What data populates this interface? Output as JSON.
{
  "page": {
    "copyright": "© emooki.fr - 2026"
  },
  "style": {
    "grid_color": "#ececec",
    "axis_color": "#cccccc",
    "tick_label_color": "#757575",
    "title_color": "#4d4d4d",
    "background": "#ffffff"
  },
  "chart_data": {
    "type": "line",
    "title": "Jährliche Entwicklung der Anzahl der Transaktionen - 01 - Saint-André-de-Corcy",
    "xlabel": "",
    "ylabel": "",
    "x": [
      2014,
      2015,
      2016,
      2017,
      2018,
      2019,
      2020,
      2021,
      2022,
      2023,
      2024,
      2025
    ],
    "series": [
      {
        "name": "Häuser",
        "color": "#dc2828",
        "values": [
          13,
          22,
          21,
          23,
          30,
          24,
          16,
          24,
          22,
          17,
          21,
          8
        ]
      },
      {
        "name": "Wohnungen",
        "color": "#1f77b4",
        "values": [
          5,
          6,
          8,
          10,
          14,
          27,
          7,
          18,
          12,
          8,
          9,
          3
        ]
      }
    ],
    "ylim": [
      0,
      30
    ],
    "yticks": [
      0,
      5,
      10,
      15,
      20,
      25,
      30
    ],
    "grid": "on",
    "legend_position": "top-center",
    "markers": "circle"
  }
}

---

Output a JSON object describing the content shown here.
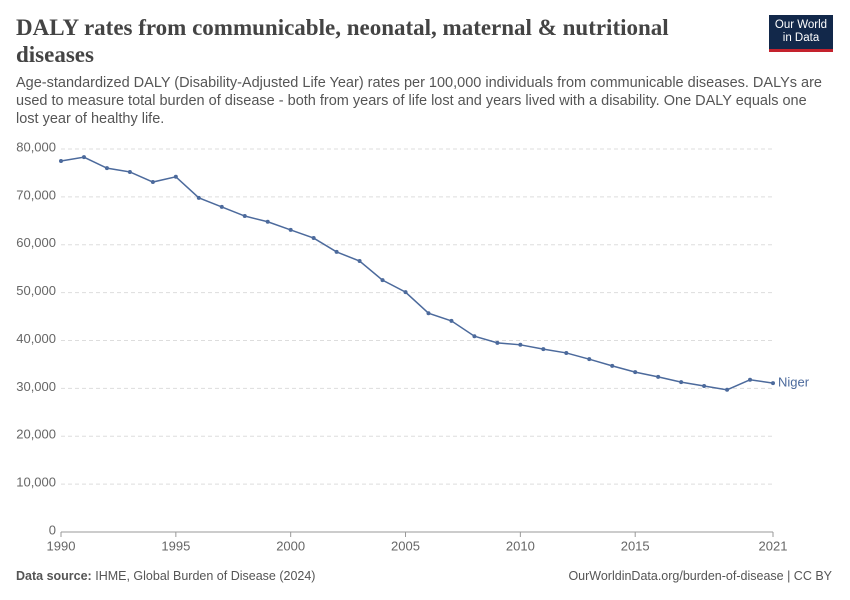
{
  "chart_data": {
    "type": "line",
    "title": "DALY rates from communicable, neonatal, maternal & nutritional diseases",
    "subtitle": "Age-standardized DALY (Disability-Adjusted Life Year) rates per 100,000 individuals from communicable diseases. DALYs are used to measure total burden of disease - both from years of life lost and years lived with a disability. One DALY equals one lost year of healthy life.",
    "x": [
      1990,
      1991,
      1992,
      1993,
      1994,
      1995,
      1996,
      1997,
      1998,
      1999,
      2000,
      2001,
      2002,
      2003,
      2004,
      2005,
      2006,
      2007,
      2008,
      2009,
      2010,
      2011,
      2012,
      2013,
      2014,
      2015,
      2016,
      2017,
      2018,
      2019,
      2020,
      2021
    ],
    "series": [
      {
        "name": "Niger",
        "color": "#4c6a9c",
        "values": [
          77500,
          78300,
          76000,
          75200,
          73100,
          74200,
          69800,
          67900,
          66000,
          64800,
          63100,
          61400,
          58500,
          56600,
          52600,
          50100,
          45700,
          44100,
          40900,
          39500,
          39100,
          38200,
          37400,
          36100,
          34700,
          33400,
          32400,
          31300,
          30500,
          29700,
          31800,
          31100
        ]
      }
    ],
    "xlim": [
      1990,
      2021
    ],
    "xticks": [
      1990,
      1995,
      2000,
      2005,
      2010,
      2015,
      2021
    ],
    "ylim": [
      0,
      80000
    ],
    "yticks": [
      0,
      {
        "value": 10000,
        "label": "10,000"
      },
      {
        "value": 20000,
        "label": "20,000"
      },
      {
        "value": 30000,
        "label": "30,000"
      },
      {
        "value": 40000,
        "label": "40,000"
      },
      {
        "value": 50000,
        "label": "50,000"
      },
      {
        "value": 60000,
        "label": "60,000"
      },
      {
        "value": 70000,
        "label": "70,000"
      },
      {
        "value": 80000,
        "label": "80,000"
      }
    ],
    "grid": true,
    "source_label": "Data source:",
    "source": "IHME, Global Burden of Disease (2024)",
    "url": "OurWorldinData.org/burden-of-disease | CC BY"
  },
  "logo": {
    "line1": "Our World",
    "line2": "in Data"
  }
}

* **YOUR OBJECTIVE**
Find and copy each line above that includes the string "DALY".

* **THE ANSWER**
    "title": "DALY rates from communicable, neonatal, maternal & nutritional diseases",
    "subtitle": "Age-standardized DALY (Disability-Adjusted Life Year) rates per 100,000 individuals from communicable diseases. DALYs are used to measure total burden of disease - both from years of life lost and years lived with a disability. One DALY equals one lost year of healthy life.",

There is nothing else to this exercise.